* START *

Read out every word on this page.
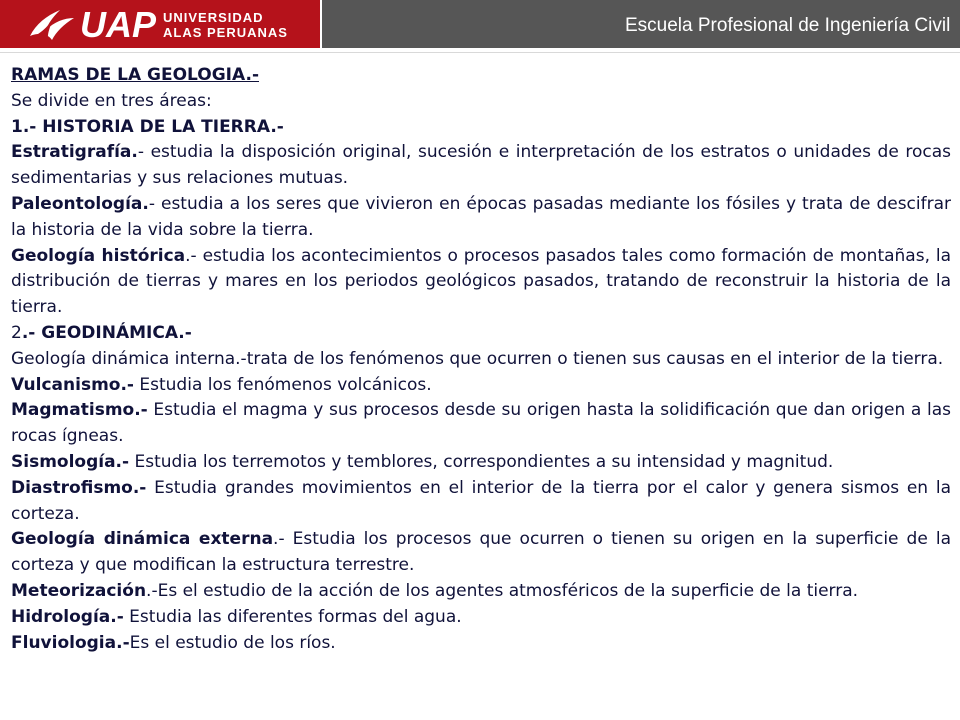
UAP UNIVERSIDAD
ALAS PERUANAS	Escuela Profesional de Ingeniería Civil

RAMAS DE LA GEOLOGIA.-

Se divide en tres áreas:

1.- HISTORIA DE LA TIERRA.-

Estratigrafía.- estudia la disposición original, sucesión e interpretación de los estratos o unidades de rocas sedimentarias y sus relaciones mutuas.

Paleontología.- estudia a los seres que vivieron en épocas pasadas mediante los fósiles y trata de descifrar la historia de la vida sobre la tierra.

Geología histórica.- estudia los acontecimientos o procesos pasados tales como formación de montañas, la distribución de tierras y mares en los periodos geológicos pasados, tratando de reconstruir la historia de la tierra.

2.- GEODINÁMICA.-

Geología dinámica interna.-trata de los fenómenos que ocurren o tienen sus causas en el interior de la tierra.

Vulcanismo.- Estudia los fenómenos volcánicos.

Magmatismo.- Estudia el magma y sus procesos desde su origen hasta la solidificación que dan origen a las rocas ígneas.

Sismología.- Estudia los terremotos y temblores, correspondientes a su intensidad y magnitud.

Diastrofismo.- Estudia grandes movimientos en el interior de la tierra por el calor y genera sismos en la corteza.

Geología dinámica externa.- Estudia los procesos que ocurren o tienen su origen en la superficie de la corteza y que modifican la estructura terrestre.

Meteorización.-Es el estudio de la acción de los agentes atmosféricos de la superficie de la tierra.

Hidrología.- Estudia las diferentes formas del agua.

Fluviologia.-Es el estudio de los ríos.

* END *

Problem =
Please write out all the data again word for word, but not the pictures.

Task solution =
Read out every word on this page.
UAP UNIVERSIDAD
ALAS PERUANAS	Escuela Profesional de Ingeniería Civil

RAMAS DE LA GEOLOGIA.-

Se divide en tres áreas:

1.- HISTORIA DE LA TIERRA.-

Estratigrafía.- estudia la disposición original, sucesión e interpretación de los estratos o unidades de rocas sedimentarias y sus relaciones mutuas.

Paleontología.- estudia a los seres que vivieron en épocas pasadas mediante los fósiles y trata de descifrar la historia de la vida sobre la tierra.

Geología histórica.- estudia los acontecimientos o procesos pasados tales como formación de montañas, la distribución de tierras y mares en los periodos geológicos pasados, tratando de reconstruir la historia de la tierra.

2.- GEODINÁMICA.-

Geología dinámica interna.-trata de los fenómenos que ocurren o tienen sus causas en el interior de la tierra.

Vulcanismo.- Estudia los fenómenos volcánicos.

Magmatismo.- Estudia el magma y sus procesos desde su origen hasta la solidificación que dan origen a las rocas ígneas.

Sismología.- Estudia los terremotos y temblores, correspondientes a su intensidad y magnitud.

Diastrofismo.- Estudia grandes movimientos en el interior de la tierra por el calor y genera sismos en la corteza.

Geología dinámica externa.- Estudia los procesos que ocurren o tienen su origen en la superficie de la corteza y que modifican la estructura terrestre.

Meteorización.-Es el estudio de la acción de los agentes atmosféricos de la superficie de la tierra.

Hidrología.- Estudia las diferentes formas del agua.

Fluviologia.-Es el estudio de los ríos.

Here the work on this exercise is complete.